■ WHAT YOU SHOULD DO:
Write out all lines holding the word "溶质质量分数为".

--------------------

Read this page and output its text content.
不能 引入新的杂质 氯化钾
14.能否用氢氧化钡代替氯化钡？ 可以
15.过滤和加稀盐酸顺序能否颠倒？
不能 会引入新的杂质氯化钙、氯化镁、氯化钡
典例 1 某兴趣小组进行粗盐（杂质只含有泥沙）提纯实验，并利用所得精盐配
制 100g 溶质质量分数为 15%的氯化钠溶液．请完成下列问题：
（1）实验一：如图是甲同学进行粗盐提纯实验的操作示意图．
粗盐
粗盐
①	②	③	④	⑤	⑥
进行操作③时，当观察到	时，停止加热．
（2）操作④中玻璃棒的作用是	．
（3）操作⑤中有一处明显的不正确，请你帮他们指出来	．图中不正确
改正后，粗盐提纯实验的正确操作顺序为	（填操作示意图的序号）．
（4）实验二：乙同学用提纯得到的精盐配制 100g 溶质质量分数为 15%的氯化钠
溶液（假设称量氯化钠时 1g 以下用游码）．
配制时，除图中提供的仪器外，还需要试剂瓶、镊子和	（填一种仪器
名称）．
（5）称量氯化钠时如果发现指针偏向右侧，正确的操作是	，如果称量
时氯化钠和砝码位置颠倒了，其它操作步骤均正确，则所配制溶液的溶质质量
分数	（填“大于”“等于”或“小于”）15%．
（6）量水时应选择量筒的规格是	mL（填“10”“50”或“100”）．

--------------------

■ COMPLETED TASK:
制 100g 溶质质量分数为 15%的氯化钠溶液．请完成下列问题：
（4）实验二：乙同学用提纯得到的精盐配制 100g 溶质质量分数为 15%的氯化钠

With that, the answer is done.